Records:

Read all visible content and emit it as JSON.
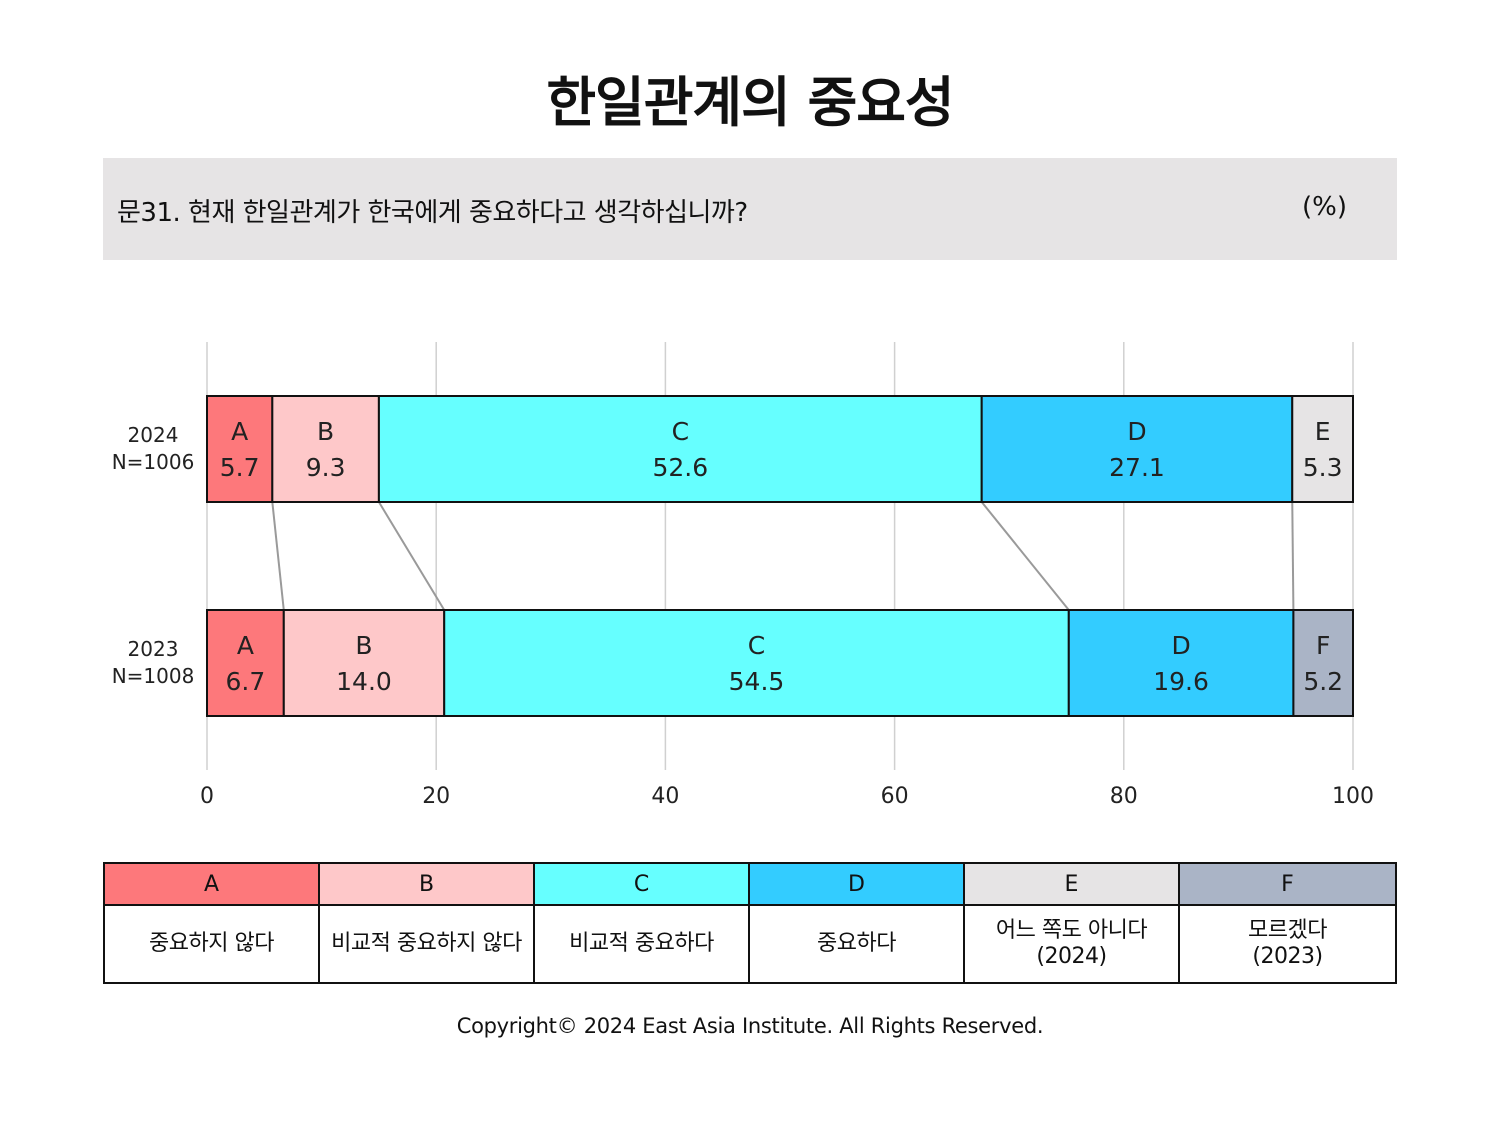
{
  "title": "한일관계의 중요성",
  "question": "문31. 현재 한일관계가 한국에게 중요하다고 생각하십니까?",
  "unit": "(%)",
  "chart_data": {
    "type": "bar",
    "orientation": "horizontal-stacked",
    "xlim": [
      0,
      100
    ],
    "xticks": [
      "0",
      "20",
      "40",
      "60",
      "80",
      "100"
    ],
    "grid": true,
    "rows": [
      {
        "year": "2024",
        "n": "N=1006",
        "segments": [
          {
            "key": "A",
            "value": 5.7,
            "label": "5.7",
            "color": "#fd787b"
          },
          {
            "key": "B",
            "value": 9.3,
            "label": "9.3",
            "color": "#fec8c9"
          },
          {
            "key": "C",
            "value": 52.6,
            "label": "52.6",
            "color": "#66ffff"
          },
          {
            "key": "D",
            "value": 27.1,
            "label": "27.1",
            "color": "#33ccff"
          },
          {
            "key": "E",
            "value": 5.3,
            "label": "5.3",
            "color": "#e6e4e5"
          }
        ]
      },
      {
        "year": "2023",
        "n": "N=1008",
        "segments": [
          {
            "key": "A",
            "value": 6.7,
            "label": "6.7",
            "color": "#fd787b"
          },
          {
            "key": "B",
            "value": 14.0,
            "label": "14.0",
            "color": "#fec8c9"
          },
          {
            "key": "C",
            "value": 54.5,
            "label": "54.5",
            "color": "#66ffff"
          },
          {
            "key": "D",
            "value": 19.6,
            "label": "19.6",
            "color": "#33ccff"
          },
          {
            "key": "F",
            "value": 5.2,
            "label": "5.2",
            "color": "#aab4c6"
          }
        ]
      }
    ]
  },
  "legend": [
    {
      "key": "A",
      "desc": "중요하지 않다",
      "color": "#fd787b"
    },
    {
      "key": "B",
      "desc": "비교적 중요하지 않다",
      "color": "#fec8c9"
    },
    {
      "key": "C",
      "desc": "비교적 중요하다",
      "color": "#66ffff"
    },
    {
      "key": "D",
      "desc": "중요하다",
      "color": "#33ccff"
    },
    {
      "key": "E",
      "desc": "어느 쪽도 아니다\n(2024)",
      "color": "#e6e4e5"
    },
    {
      "key": "F",
      "desc": "모르겠다\n(2023)",
      "color": "#aab4c6"
    }
  ],
  "copyright": "Copyright© 2024 East Asia Institute. All Rights Reserved."
}
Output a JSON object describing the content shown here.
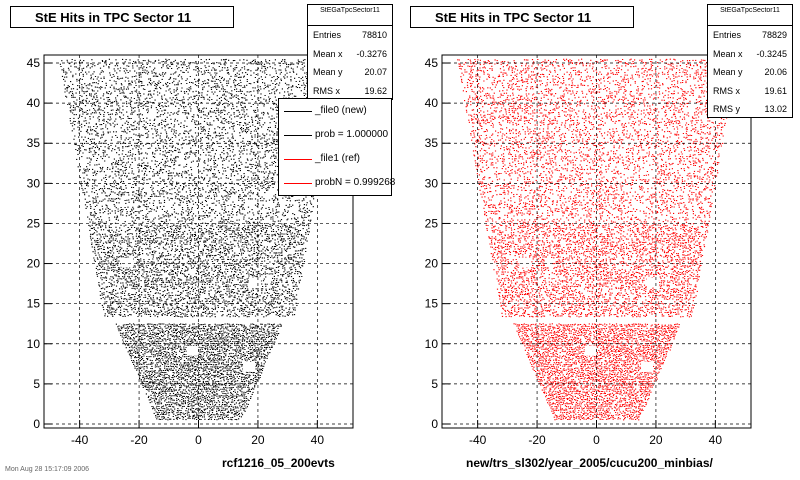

What you are asked to do: Write out each line of the data exactly; the images should be left out.

Response for this exercise:
Read all visible content and emit it as JSON.
{
  "title": "한일관계의 중요성",
  "question": "문31. 현재 한일관계가 한국에게 중요하다고 생각하십니까?",
  "unit": "(%)",
  "chart_data": {
    "type": "bar",
    "orientation": "horizontal-stacked",
    "xlim": [
      0,
      100
    ],
    "xticks": [
      "0",
      "20",
      "40",
      "60",
      "80",
      "100"
    ],
    "grid": true,
    "rows": [
      {
        "year": "2024",
        "n": "N=1006",
        "segments": [
          {
            "key": "A",
            "value": 5.7,
            "label": "5.7",
            "color": "#fd787b"
          },
          {
            "key": "B",
            "value": 9.3,
            "label": "9.3",
            "color": "#fec8c9"
          },
          {
            "key": "C",
            "value": 52.6,
            "label": "52.6",
            "color": "#66ffff"
          },
          {
            "key": "D",
            "value": 27.1,
            "label": "27.1",
            "color": "#33ccff"
          },
          {
            "key": "E",
            "value": 5.3,
            "label": "5.3",
            "color": "#e6e4e5"
          }
        ]
      },
      {
        "year": "2023",
        "n": "N=1008",
        "segments": [
          {
            "key": "A",
            "value": 6.7,
            "label": "6.7",
            "color": "#fd787b"
          },
          {
            "key": "B",
            "value": 14.0,
            "label": "14.0",
            "color": "#fec8c9"
          },
          {
            "key": "C",
            "value": 54.5,
            "label": "54.5",
            "color": "#66ffff"
          },
          {
            "key": "D",
            "value": 19.6,
            "label": "19.6",
            "color": "#33ccff"
          },
          {
            "key": "F",
            "value": 5.2,
            "label": "5.2",
            "color": "#aab4c6"
          }
        ]
      }
    ]
  },
  "legend": [
    {
      "key": "A",
      "desc": "중요하지 않다",
      "color": "#fd787b"
    },
    {
      "key": "B",
      "desc": "비교적 중요하지 않다",
      "color": "#fec8c9"
    },
    {
      "key": "C",
      "desc": "비교적 중요하다",
      "color": "#66ffff"
    },
    {
      "key": "D",
      "desc": "중요하다",
      "color": "#33ccff"
    },
    {
      "key": "E",
      "desc": "어느 쪽도 아니다\n(2024)",
      "color": "#e6e4e5"
    },
    {
      "key": "F",
      "desc": "모르겠다\n(2023)",
      "color": "#aab4c6"
    }
  ],
  "copyright": "Copyright© 2024 East Asia Institute. All Rights Reserved."
}
Output a JSON object describing the content shown here.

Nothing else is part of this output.